(Task brief): State the number of lines with the string "loss" in them, and nothing else.

[Records that describe figures]
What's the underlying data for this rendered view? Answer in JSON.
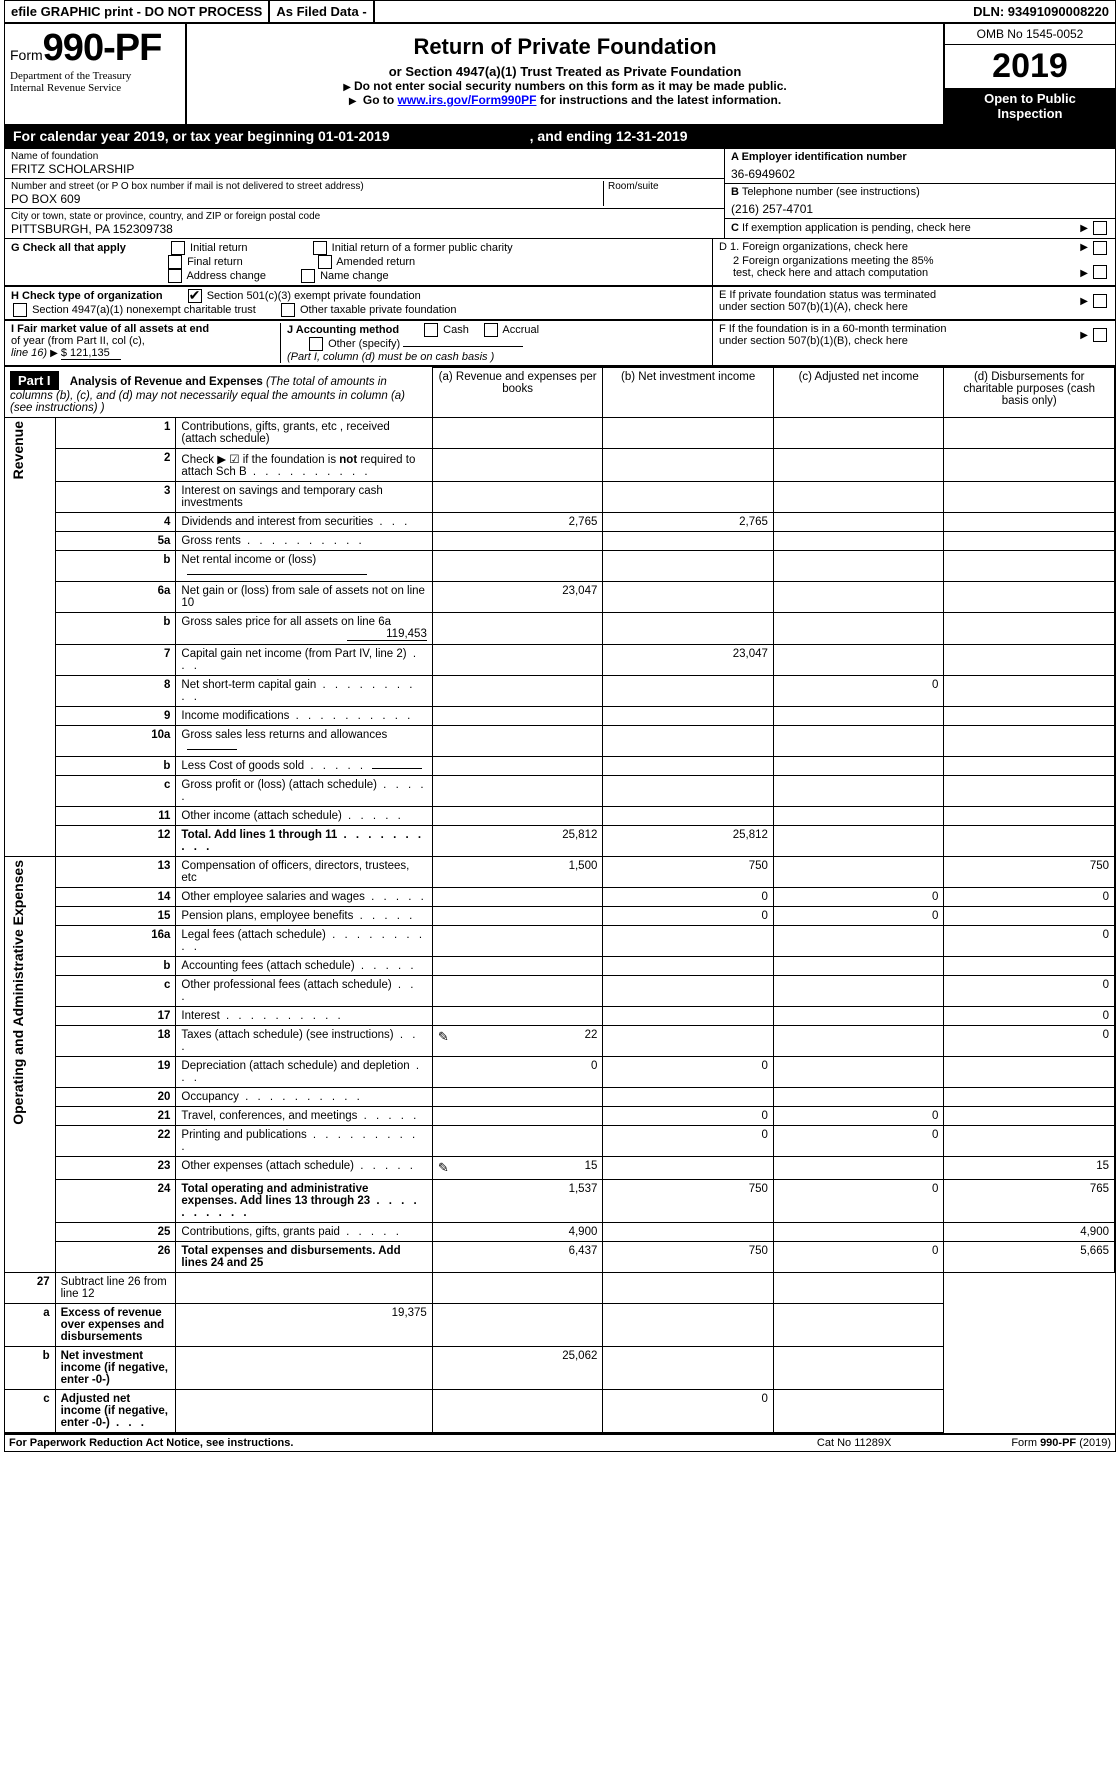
{
  "topbar": {
    "efile": "efile GRAPHIC print - DO NOT PROCESS",
    "asfiled": "As Filed Data -",
    "dln": "DLN: 93491090008220"
  },
  "header": {
    "formword": "Form",
    "formnum": "990-PF",
    "dept": "Department of the Treasury",
    "irs": "Internal Revenue Service",
    "title": "Return of Private Foundation",
    "subtitle": "or Section 4947(a)(1) Trust Treated as Private Foundation",
    "note1": "Do not enter social security numbers on this form as it may be made public.",
    "note2_a": "Go to ",
    "note2_link": "www.irs.gov/Form990PF",
    "note2_b": " for instructions and the latest information.",
    "omb": "OMB No 1545-0052",
    "year": "2019",
    "open": "Open to Public Inspection"
  },
  "calendar": {
    "a": "For calendar year 2019, or tax year beginning 01-01-2019",
    "b": ", and ending 12-31-2019"
  },
  "info": {
    "name_lbl": "Name of foundation",
    "name_val": "FRITZ SCHOLARSHIP",
    "addr_lbl": "Number and street (or P O  box number if mail is not delivered to street address)",
    "room_lbl": "Room/suite",
    "addr_val": "PO BOX 609",
    "city_lbl": "City or town, state or province, country, and ZIP or foreign postal code",
    "city_val": "PITTSBURGH, PA  152309738",
    "a_lbl": "A Employer identification number",
    "a_val": "36-6949602",
    "b_lbl": "B Telephone number (see instructions)",
    "b_val": "(216) 257-4701",
    "c_lbl": "C If exemption application is pending, check here"
  },
  "g": {
    "lbl": "G Check all that apply",
    "o1": "Initial return",
    "o2": "Initial return of a former public charity",
    "o3": "Final return",
    "o4": "Amended return",
    "o5": "Address change",
    "o6": "Name change"
  },
  "d": {
    "l1": "D 1. Foreign organizations, check here",
    "l2a": "2 Foreign organizations meeting the 85%",
    "l2b": "test, check here and attach computation",
    "e1": "E  If private foundation status was terminated",
    "e2": "under section 507(b)(1)(A), check here",
    "f1": "F  If the foundation is in a 60-month termination",
    "f2": "under section 507(b)(1)(B), check here"
  },
  "h": {
    "lbl": "H Check type of organization",
    "o1": "Section 501(c)(3) exempt private foundation",
    "o2": "Section 4947(a)(1) nonexempt charitable trust",
    "o3": "Other taxable private foundation"
  },
  "i": {
    "lbl1": "I Fair market value of all assets at end",
    "lbl2": "of year (from Part II, col  (c),",
    "lbl3": "line 16)",
    "val": "$  121,135"
  },
  "j": {
    "lbl": "J Accounting method",
    "o1": "Cash",
    "o2": "Accrual",
    "o3": "Other (specify)",
    "note": "(Part I, column (d) must be on cash basis )"
  },
  "part1": {
    "tag": "Part I",
    "title": "Analysis of Revenue and Expenses",
    "titlenote": " (The total of amounts in columns (b), (c), and (d) may not necessarily equal the amounts in column (a) (see instructions) )",
    "col_a": "(a)  Revenue and expenses per books",
    "col_b": "(b)  Net investment income",
    "col_c": "(c)  Adjusted net income",
    "col_d": "(d)  Disbursements for charitable purposes (cash basis only)"
  },
  "side_rev": "Revenue",
  "side_exp": "Operating and Administrative Expenses",
  "rows": [
    {
      "n": "1",
      "d": "Contributions, gifts, grants, etc , received (attach schedule)",
      "a": "",
      "b": "",
      "c": "",
      "dd": ""
    },
    {
      "n": "2",
      "d": "Check ▶ ☑ if the foundation is not required to attach Sch B",
      "a": "",
      "b": "",
      "c": "",
      "dd": "",
      "dots": true,
      "bold_not": true
    },
    {
      "n": "3",
      "d": "Interest on savings and temporary cash investments",
      "a": "",
      "b": "",
      "c": "",
      "dd": ""
    },
    {
      "n": "4",
      "d": "Dividends and interest from securities",
      "a": "2,765",
      "b": "2,765",
      "c": "",
      "dd": "",
      "dots3": true
    },
    {
      "n": "5a",
      "d": "Gross rents",
      "a": "",
      "b": "",
      "c": "",
      "dd": "",
      "dots": true
    },
    {
      "n": "b",
      "d": "Net rental income or (loss)",
      "a": "",
      "b": "",
      "c": "",
      "dd": "",
      "uline": true
    },
    {
      "n": "6a",
      "d": "Net gain or (loss) from sale of assets not on line 10",
      "a": "23,047",
      "b": "",
      "c": "",
      "dd": ""
    },
    {
      "n": "b",
      "d": "Gross sales price for all assets on line 6a",
      "a": "",
      "b": "",
      "c": "",
      "dd": "",
      "inline_val": "119,453"
    },
    {
      "n": "7",
      "d": "Capital gain net income (from Part IV, line 2)",
      "a": "",
      "b": "23,047",
      "c": "",
      "dd": "",
      "dots3": true
    },
    {
      "n": "8",
      "d": "Net short-term capital gain",
      "a": "",
      "b": "",
      "c": "0",
      "dd": "",
      "dots": true
    },
    {
      "n": "9",
      "d": "Income modifications",
      "a": "",
      "b": "",
      "c": "",
      "dd": "",
      "dots": true
    },
    {
      "n": "10a",
      "d": "Gross sales less returns and allowances",
      "a": "",
      "b": "",
      "c": "",
      "dd": "",
      "uline_sm": true
    },
    {
      "n": "b",
      "d": "Less  Cost of goods sold",
      "a": "",
      "b": "",
      "c": "",
      "dd": "",
      "dots5": true,
      "uline_sm": true
    },
    {
      "n": "c",
      "d": "Gross profit or (loss) (attach schedule)",
      "a": "",
      "b": "",
      "c": "",
      "dd": "",
      "dots5": true
    },
    {
      "n": "11",
      "d": "Other income (attach schedule)",
      "a": "",
      "b": "",
      "c": "",
      "dd": "",
      "dots5": true
    },
    {
      "n": "12",
      "d": "Total. Add lines 1 through 11",
      "a": "25,812",
      "b": "25,812",
      "c": "",
      "dd": "",
      "bold": true,
      "dots": true
    }
  ],
  "exprows": [
    {
      "n": "13",
      "d": "Compensation of officers, directors, trustees, etc",
      "a": "1,500",
      "b": "750",
      "c": "",
      "dd": "750"
    },
    {
      "n": "14",
      "d": "Other employee salaries and wages",
      "a": "",
      "b": "0",
      "c": "0",
      "dd": "0",
      "dots5": true
    },
    {
      "n": "15",
      "d": "Pension plans, employee benefits",
      "a": "",
      "b": "0",
      "c": "0",
      "dd": "",
      "dots5": true
    },
    {
      "n": "16a",
      "d": "Legal fees (attach schedule)",
      "a": "",
      "b": "",
      "c": "",
      "dd": "0",
      "dots": true
    },
    {
      "n": "b",
      "d": "Accounting fees (attach schedule)",
      "a": "",
      "b": "",
      "c": "",
      "dd": "",
      "dots5": true
    },
    {
      "n": "c",
      "d": "Other professional fees (attach schedule)",
      "a": "",
      "b": "",
      "c": "",
      "dd": "0",
      "dots3": true
    },
    {
      "n": "17",
      "d": "Interest",
      "a": "",
      "b": "",
      "c": "",
      "dd": "0",
      "dots": true
    },
    {
      "n": "18",
      "d": "Taxes (attach schedule) (see instructions)",
      "a": "22",
      "b": "",
      "c": "",
      "dd": "0",
      "dots3": true,
      "icon": true
    },
    {
      "n": "19",
      "d": "Depreciation (attach schedule) and depletion",
      "a": "0",
      "b": "0",
      "c": "",
      "dd": "",
      "dots3": true
    },
    {
      "n": "20",
      "d": "Occupancy",
      "a": "",
      "b": "",
      "c": "",
      "dd": "",
      "dots": true
    },
    {
      "n": "21",
      "d": "Travel, conferences, and meetings",
      "a": "",
      "b": "0",
      "c": "0",
      "dd": "",
      "dots5": true
    },
    {
      "n": "22",
      "d": "Printing and publications",
      "a": "",
      "b": "0",
      "c": "0",
      "dd": "",
      "dots": true
    },
    {
      "n": "23",
      "d": "Other expenses (attach schedule)",
      "a": "15",
      "b": "",
      "c": "",
      "dd": "15",
      "dots5": true,
      "icon": true
    },
    {
      "n": "24",
      "d": "Total operating and administrative expenses. Add lines 13 through 23",
      "a": "1,537",
      "b": "750",
      "c": "0",
      "dd": "765",
      "bold": true,
      "dots": true
    },
    {
      "n": "25",
      "d": "Contributions, gifts, grants paid",
      "a": "4,900",
      "b": "",
      "c": "",
      "dd": "4,900",
      "dots5": true
    },
    {
      "n": "26",
      "d": "Total expenses and disbursements. Add lines 24 and 25",
      "a": "6,437",
      "b": "750",
      "c": "0",
      "dd": "5,665",
      "bold": true
    }
  ],
  "sumrows": [
    {
      "n": "27",
      "d": "Subtract line 26 from line 12",
      "a": "",
      "b": "",
      "c": "",
      "dd": ""
    },
    {
      "n": "a",
      "d": "Excess of revenue over expenses and disbursements",
      "a": "19,375",
      "b": "",
      "c": "",
      "dd": "",
      "bold": true
    },
    {
      "n": "b",
      "d": "Net investment income (if negative, enter -0-)",
      "a": "",
      "b": "25,062",
      "c": "",
      "dd": "",
      "bold": true
    },
    {
      "n": "c",
      "d": "Adjusted net income (if negative, enter -0-)",
      "a": "",
      "b": "",
      "c": "0",
      "dd": "",
      "bold": true,
      "dots3": true
    }
  ],
  "footer": {
    "left": "For Paperwork Reduction Act Notice, see instructions.",
    "mid": "Cat  No  11289X",
    "right": "Form 990-PF (2019)"
  }
}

(Response to this task): 3